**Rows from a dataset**
============================================================
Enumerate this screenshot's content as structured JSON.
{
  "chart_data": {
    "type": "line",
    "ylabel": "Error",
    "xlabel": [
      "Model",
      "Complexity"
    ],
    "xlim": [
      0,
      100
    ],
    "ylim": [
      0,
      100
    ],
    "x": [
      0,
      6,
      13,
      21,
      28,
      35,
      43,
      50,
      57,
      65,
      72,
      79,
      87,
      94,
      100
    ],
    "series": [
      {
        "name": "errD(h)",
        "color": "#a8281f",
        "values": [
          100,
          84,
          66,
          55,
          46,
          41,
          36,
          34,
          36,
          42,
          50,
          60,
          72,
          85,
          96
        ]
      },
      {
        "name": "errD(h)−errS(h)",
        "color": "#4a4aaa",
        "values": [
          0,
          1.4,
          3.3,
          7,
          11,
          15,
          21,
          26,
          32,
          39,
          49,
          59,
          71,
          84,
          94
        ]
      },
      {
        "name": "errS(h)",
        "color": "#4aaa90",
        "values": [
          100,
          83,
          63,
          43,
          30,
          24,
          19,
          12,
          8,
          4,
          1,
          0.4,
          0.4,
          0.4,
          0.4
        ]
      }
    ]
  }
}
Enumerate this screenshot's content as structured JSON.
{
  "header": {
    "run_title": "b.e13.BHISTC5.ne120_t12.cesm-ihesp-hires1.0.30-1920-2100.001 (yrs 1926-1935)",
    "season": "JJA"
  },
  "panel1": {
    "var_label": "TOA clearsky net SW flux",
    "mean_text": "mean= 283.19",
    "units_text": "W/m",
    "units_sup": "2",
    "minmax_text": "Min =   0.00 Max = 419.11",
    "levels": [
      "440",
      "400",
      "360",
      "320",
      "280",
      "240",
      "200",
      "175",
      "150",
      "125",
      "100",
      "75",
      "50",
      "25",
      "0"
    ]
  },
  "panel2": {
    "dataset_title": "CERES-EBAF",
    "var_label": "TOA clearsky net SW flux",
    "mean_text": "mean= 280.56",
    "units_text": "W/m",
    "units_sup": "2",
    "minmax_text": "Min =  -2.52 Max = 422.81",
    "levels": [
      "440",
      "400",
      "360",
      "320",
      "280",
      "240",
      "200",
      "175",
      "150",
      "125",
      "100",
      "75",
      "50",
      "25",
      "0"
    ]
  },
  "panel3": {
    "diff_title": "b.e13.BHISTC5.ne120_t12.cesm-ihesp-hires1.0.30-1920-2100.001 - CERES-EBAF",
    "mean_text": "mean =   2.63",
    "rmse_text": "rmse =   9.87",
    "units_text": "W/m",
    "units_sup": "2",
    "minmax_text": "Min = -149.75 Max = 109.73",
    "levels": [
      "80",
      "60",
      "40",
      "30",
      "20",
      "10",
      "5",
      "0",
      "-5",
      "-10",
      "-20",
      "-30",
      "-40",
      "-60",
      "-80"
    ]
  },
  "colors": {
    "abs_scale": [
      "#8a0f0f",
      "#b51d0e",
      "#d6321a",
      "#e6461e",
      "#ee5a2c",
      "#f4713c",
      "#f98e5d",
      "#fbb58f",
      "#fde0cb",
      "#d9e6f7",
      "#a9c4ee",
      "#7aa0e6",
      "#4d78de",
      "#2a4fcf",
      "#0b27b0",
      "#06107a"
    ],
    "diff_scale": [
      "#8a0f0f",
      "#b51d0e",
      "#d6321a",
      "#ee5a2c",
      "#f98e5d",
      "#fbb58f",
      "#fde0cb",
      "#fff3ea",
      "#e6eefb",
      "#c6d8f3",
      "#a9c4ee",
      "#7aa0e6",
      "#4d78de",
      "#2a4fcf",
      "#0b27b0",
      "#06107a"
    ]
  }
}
============================================================
**STATED EXERCISE**
Each record above must be given again exactly.

**RESPONSE BELOW**
Enumerate this screenshot's content as structured JSON.
{
  "chart_data": {
    "type": "line",
    "ylabel": "Error",
    "xlabel": [
      "Model",
      "Complexity"
    ],
    "xlim": [
      0,
      100
    ],
    "ylim": [
      0,
      100
    ],
    "x": [
      0,
      6,
      13,
      21,
      28,
      35,
      43,
      50,
      57,
      65,
      72,
      79,
      87,
      94,
      100
    ],
    "series": [
      {
        "name": "errD(h)",
        "color": "#a8281f",
        "values": [
          100,
          84,
          66,
          55,
          46,
          41,
          36,
          34,
          36,
          42,
          50,
          60,
          72,
          85,
          96
        ]
      },
      {
        "name": "errD(h)−errS(h)",
        "color": "#4a4aaa",
        "values": [
          0,
          1.4,
          3.3,
          7,
          11,
          15,
          21,
          26,
          32,
          39,
          49,
          59,
          71,
          84,
          94
        ]
      },
      {
        "name": "errS(h)",
        "color": "#4aaa90",
        "values": [
          100,
          83,
          63,
          43,
          30,
          24,
          19,
          12,
          8,
          4,
          1,
          0.4,
          0.4,
          0.4,
          0.4
        ]
      }
    ]
  }
}
Enumerate this screenshot's content as structured JSON.
{
  "header": {
    "run_title": "b.e13.BHISTC5.ne120_t12.cesm-ihesp-hires1.0.30-1920-2100.001 (yrs 1926-1935)",
    "season": "JJA"
  },
  "panel1": {
    "var_label": "TOA clearsky net SW flux",
    "mean_text": "mean= 283.19",
    "units_text": "W/m",
    "units_sup": "2",
    "minmax_text": "Min =   0.00 Max = 419.11",
    "levels": [
      "440",
      "400",
      "360",
      "320",
      "280",
      "240",
      "200",
      "175",
      "150",
      "125",
      "100",
      "75",
      "50",
      "25",
      "0"
    ]
  },
  "panel2": {
    "dataset_title": "CERES-EBAF",
    "var_label": "TOA clearsky net SW flux",
    "mean_text": "mean= 280.56",
    "units_text": "W/m",
    "units_sup": "2",
    "minmax_text": "Min =  -2.52 Max = 422.81",
    "levels": [
      "440",
      "400",
      "360",
      "320",
      "280",
      "240",
      "200",
      "175",
      "150",
      "125",
      "100",
      "75",
      "50",
      "25",
      "0"
    ]
  },
  "panel3": {
    "diff_title": "b.e13.BHISTC5.ne120_t12.cesm-ihesp-hires1.0.30-1920-2100.001 - CERES-EBAF",
    "mean_text": "mean =   2.63",
    "rmse_text": "rmse =   9.87",
    "units_text": "W/m",
    "units_sup": "2",
    "minmax_text": "Min = -149.75 Max = 109.73",
    "levels": [
      "80",
      "60",
      "40",
      "30",
      "20",
      "10",
      "5",
      "0",
      "-5",
      "-10",
      "-20",
      "-30",
      "-40",
      "-60",
      "-80"
    ]
  },
  "colors": {
    "abs_scale": [
      "#8a0f0f",
      "#b51d0e",
      "#d6321a",
      "#e6461e",
      "#ee5a2c",
      "#f4713c",
      "#f98e5d",
      "#fbb58f",
      "#fde0cb",
      "#d9e6f7",
      "#a9c4ee",
      "#7aa0e6",
      "#4d78de",
      "#2a4fcf",
      "#0b27b0",
      "#06107a"
    ],
    "diff_scale": [
      "#8a0f0f",
      "#b51d0e",
      "#d6321a",
      "#ee5a2c",
      "#f98e5d",
      "#fbb58f",
      "#fde0cb",
      "#fff3ea",
      "#e6eefb",
      "#c6d8f3",
      "#a9c4ee",
      "#7aa0e6",
      "#4d78de",
      "#2a4fcf",
      "#0b27b0",
      "#06107a"
    ]
  }
}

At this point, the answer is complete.